REQUIREMENT: Answer with a single number: the count of lines that hold "Affirmative".

┌─ DATA TO PROCESS

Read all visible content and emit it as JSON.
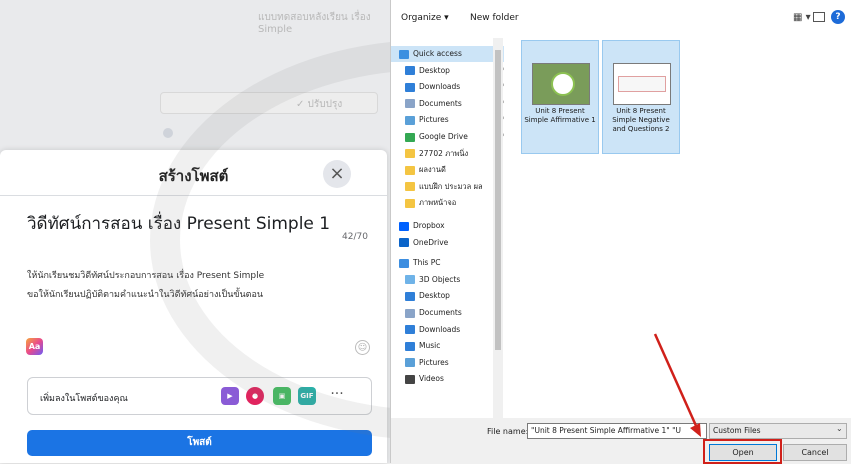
{
  "background": {
    "title": "แบบทดสอบหลังเรียน เรื่อง Simple",
    "pill_text": "✓ ปรับปรุง"
  },
  "modal": {
    "title": "สร้างโพสต์",
    "close_glyph": "×",
    "post_heading": "วิดีทัศน์การสอน เรื่อง Present Simple 1",
    "char_count": "42/70",
    "body_line1": "ให้นักเรียนชมวิดีทัศน์ประกอบการสอน เรื่อง Present Simple",
    "body_line2": "ขอให้นักเรียนปฏิบัติตามคำแนะนำในวิดีทัศน์อย่างเป็นขั้นตอน",
    "aa_label": "Aa",
    "add_to_post": "เพิ่มลงในโพสต์ของคุณ",
    "media_icons": {
      "video": "▶",
      "tag": "●",
      "photo": "▣",
      "gif": "GIF",
      "more": "···"
    },
    "post_button": "โพสต์"
  },
  "dialog": {
    "toolbar": {
      "organize": "Organize ▾",
      "new_folder": "New folder",
      "view": "▦ ▾",
      "help": "?"
    },
    "nav_items": [
      {
        "label": "Quick access",
        "icon": "star-icon",
        "color": "#3b8fe0",
        "pinned": false,
        "selected": true
      },
      {
        "label": "Desktop",
        "icon": "desktop-icon",
        "color": "#2f7fd8",
        "pinned": true,
        "selected": false
      },
      {
        "label": "Downloads",
        "icon": "download-icon",
        "color": "#2f7fd8",
        "pinned": true,
        "selected": false
      },
      {
        "label": "Documents",
        "icon": "document-icon",
        "color": "#8aa4c8",
        "pinned": true,
        "selected": false
      },
      {
        "label": "Pictures",
        "icon": "pictures-icon",
        "color": "#5aa0d8",
        "pinned": true,
        "selected": false
      },
      {
        "label": "Google Drive",
        "icon": "google-drive-icon",
        "color": "#34a853",
        "pinned": true,
        "selected": false
      },
      {
        "label": "27702 ภาพนิ่ง",
        "icon": "folder-icon",
        "color": "#f4c542",
        "pinned": false,
        "selected": false
      },
      {
        "label": "ผลงานดี",
        "icon": "folder-icon",
        "color": "#f4c542",
        "pinned": false,
        "selected": false
      },
      {
        "label": "แบบฝึก ประมวล ผล",
        "icon": "folder-icon",
        "color": "#f4c542",
        "pinned": false,
        "selected": false
      },
      {
        "label": "ภาพหน้าจอ",
        "icon": "folder-icon",
        "color": "#f4c542",
        "pinned": false,
        "selected": false
      },
      {
        "label": "Dropbox",
        "icon": "dropbox-icon",
        "color": "#0061fe",
        "pinned": false,
        "selected": false
      },
      {
        "label": "OneDrive",
        "icon": "onedrive-icon",
        "color": "#0a64c9",
        "pinned": false,
        "selected": false
      },
      {
        "label": "This PC",
        "icon": "this-pc-icon",
        "color": "#3d8ee0",
        "pinned": false,
        "selected": false
      },
      {
        "label": "3D Objects",
        "icon": "3d-objects-icon",
        "color": "#6fb3e8",
        "pinned": false,
        "selected": false
      },
      {
        "label": "Desktop",
        "icon": "desktop-icon",
        "color": "#2f7fd8",
        "pinned": false,
        "selected": false
      },
      {
        "label": "Documents",
        "icon": "document-icon",
        "color": "#8aa4c8",
        "pinned": false,
        "selected": false
      },
      {
        "label": "Downloads",
        "icon": "download-icon",
        "color": "#2f7fd8",
        "pinned": false,
        "selected": false
      },
      {
        "label": "Music",
        "icon": "music-icon",
        "color": "#2f7fd8",
        "pinned": false,
        "selected": false
      },
      {
        "label": "Pictures",
        "icon": "pictures-icon",
        "color": "#5aa0d8",
        "pinned": false,
        "selected": false
      },
      {
        "label": "Videos",
        "icon": "videos-icon",
        "color": "#444444",
        "pinned": false,
        "selected": false
      }
    ],
    "files": [
      {
        "label": "Unit 8 Present Simple Affirmative 1"
      },
      {
        "label": "Unit 8 Present Simple Negative and Questions 2"
      }
    ],
    "bottom": {
      "filename_label": "File name:",
      "filename_value": "\"Unit 8 Present Simple Affirmative 1\" \"U",
      "filetype": "Custom Files",
      "open": "Open",
      "cancel": "Cancel"
    }
  },
  "colors": {
    "facebook_blue": "#1b74e4",
    "selection": "#cce4f7",
    "highlight_red": "#d0201a"
  }
}
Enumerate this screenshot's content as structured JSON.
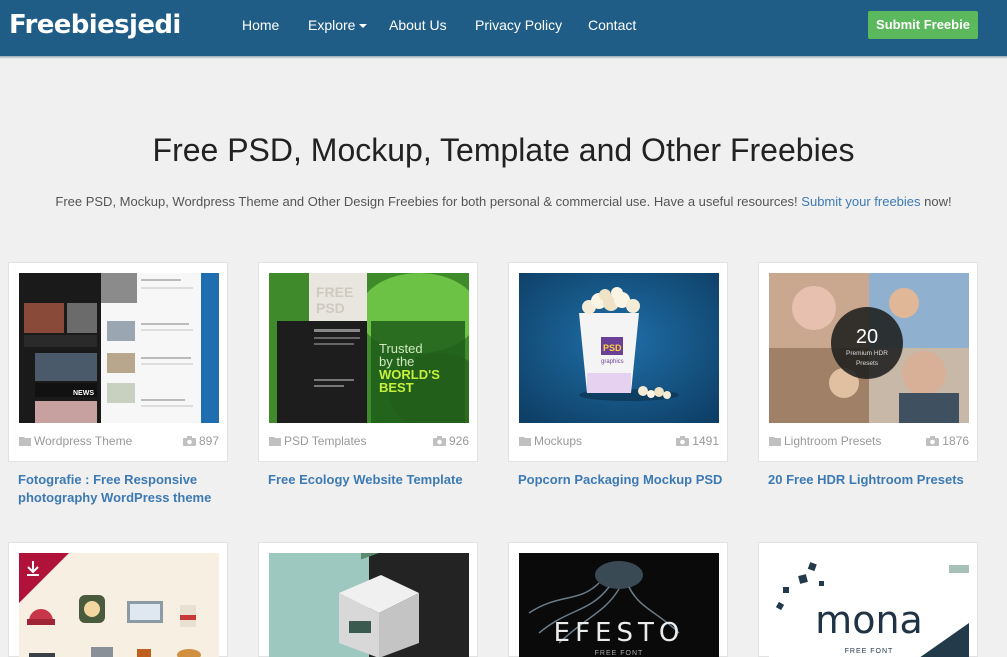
{
  "brand": {
    "logo": "Freebiesjedi"
  },
  "nav": {
    "home": "Home",
    "explore": "Explore",
    "about": "About Us",
    "privacy": "Privacy Policy",
    "contact": "Contact",
    "submit": "Submit Freebie"
  },
  "hero": {
    "title": "Free PSD, Mockup, Template and Other Freebies",
    "subtitle_before": "Free PSD, Mockup, Wordpress Theme and Other Design Freebies for both personal & commercial use. Have a useful resources!",
    "subtitle_link": "Submit your freebies",
    "subtitle_after": "now!"
  },
  "cards": [
    {
      "category": "Wordpress Theme",
      "views": "897",
      "title": "Fotografie : Free Responsive photography WordPress theme"
    },
    {
      "category": "PSD Templates",
      "views": "926",
      "title": "Free Ecology Website Template"
    },
    {
      "category": "Mockups",
      "views": "1491",
      "title": "Popcorn Packaging Mockup PSD"
    },
    {
      "category": "Lightroom Presets",
      "views": "1876",
      "title": "20 Free HDR Lightroom Presets"
    }
  ],
  "thumb_text": {
    "t1_news": "NEWS",
    "t2_free": "FREE",
    "t2_psd": "PSD",
    "t2_trusted": "Trusted",
    "t2_bythe": "by the",
    "t2_worlds": "WORLD'S",
    "t2_best": "BEST",
    "t3_brand": "PSD",
    "t3_brand_sub": "graphics",
    "t4_num": "20",
    "t4_line1": "Premium HDR",
    "t4_line2": "Presets",
    "t7_title": "EFESTO",
    "t7_sub": "FREE FONT",
    "t8_title": "mona",
    "t8_sub": "FREE FONT"
  },
  "icons": {
    "folder": "folder-icon",
    "camera": "camera-icon",
    "download": "download-icon",
    "dropdown": "caret-down-icon"
  },
  "colors": {
    "header": "#1f5d86",
    "submit": "#5cb85c",
    "link": "#3d7ab3",
    "background": "#f0f0f0"
  }
}
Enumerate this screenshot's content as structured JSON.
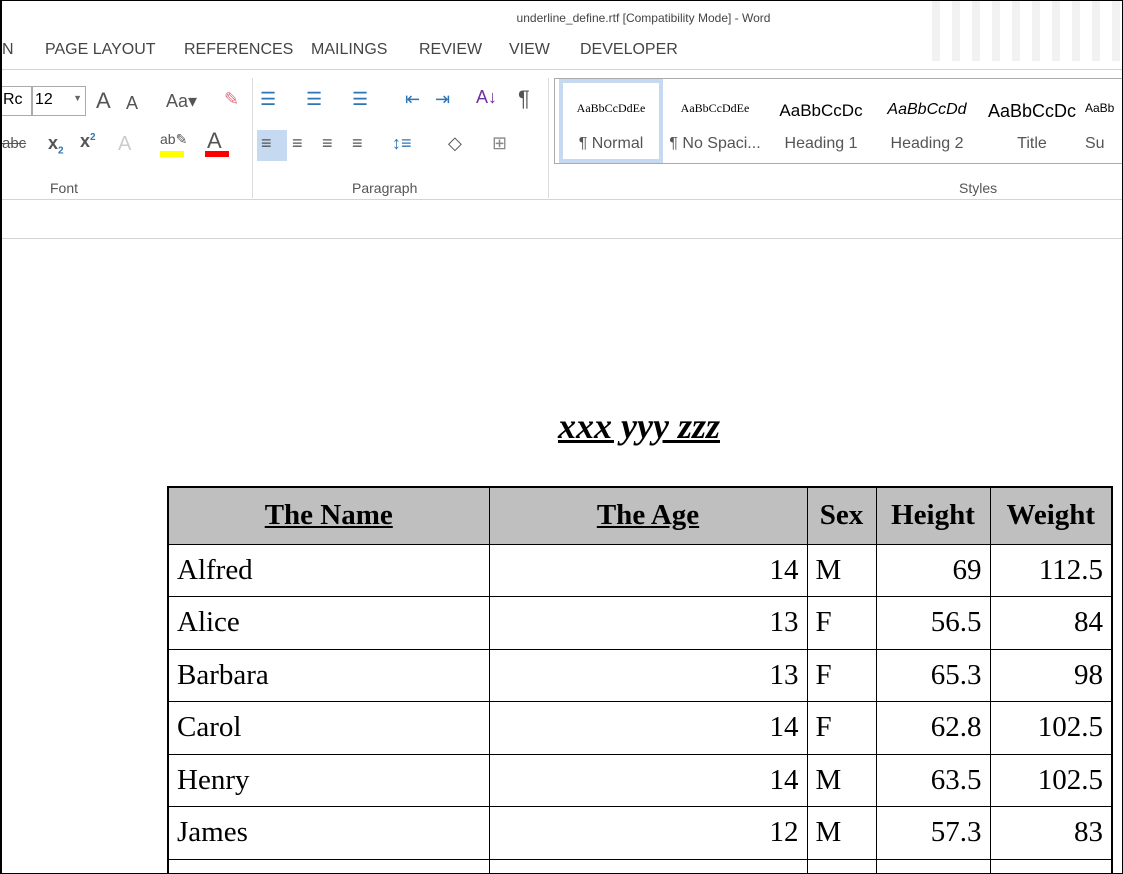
{
  "window": {
    "title": "underline_define.rtf [Compatibility Mode] - Word"
  },
  "tabs": [
    "N",
    "PAGE LAYOUT",
    "REFERENCES",
    "MAILINGS",
    "REVIEW",
    "VIEW",
    "DEVELOPER"
  ],
  "ribbon": {
    "font": {
      "name": "Rc",
      "size": "12",
      "label": "Font"
    },
    "paragraph": {
      "label": "Paragraph"
    },
    "styles": {
      "label": "Styles",
      "items": [
        {
          "preview": "AaBbCcDdEe",
          "name": "¶ Normal"
        },
        {
          "preview": "AaBbCcDdEe",
          "name": "¶ No Spaci..."
        },
        {
          "preview": "AaBbCcDc",
          "name": "Heading 1"
        },
        {
          "preview": "AaBbCcDd",
          "name": "Heading 2"
        },
        {
          "preview": "AaBbCcDc",
          "name": "Title"
        },
        {
          "preview": "AaBb",
          "name": "Su"
        }
      ]
    },
    "colors": {
      "highlight": "#ffff00",
      "font_color": "#ff0000",
      "selected": "#c5d9f1"
    }
  },
  "document": {
    "title": "xxx yyy zzz",
    "table": {
      "headers": [
        "The Name",
        "The Age",
        "Sex",
        "Height",
        "Weight"
      ],
      "rows": [
        [
          "Alfred",
          "14",
          "M",
          "69",
          "112.5"
        ],
        [
          "Alice",
          "13",
          "F",
          "56.5",
          "84"
        ],
        [
          "Barbara",
          "13",
          "F",
          "65.3",
          "98"
        ],
        [
          "Carol",
          "14",
          "F",
          "62.8",
          "102.5"
        ],
        [
          "Henry",
          "14",
          "M",
          "63.5",
          "102.5"
        ],
        [
          "James",
          "12",
          "M",
          "57.3",
          "83"
        ]
      ]
    }
  }
}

└─

EXERCISE ANSWER: 2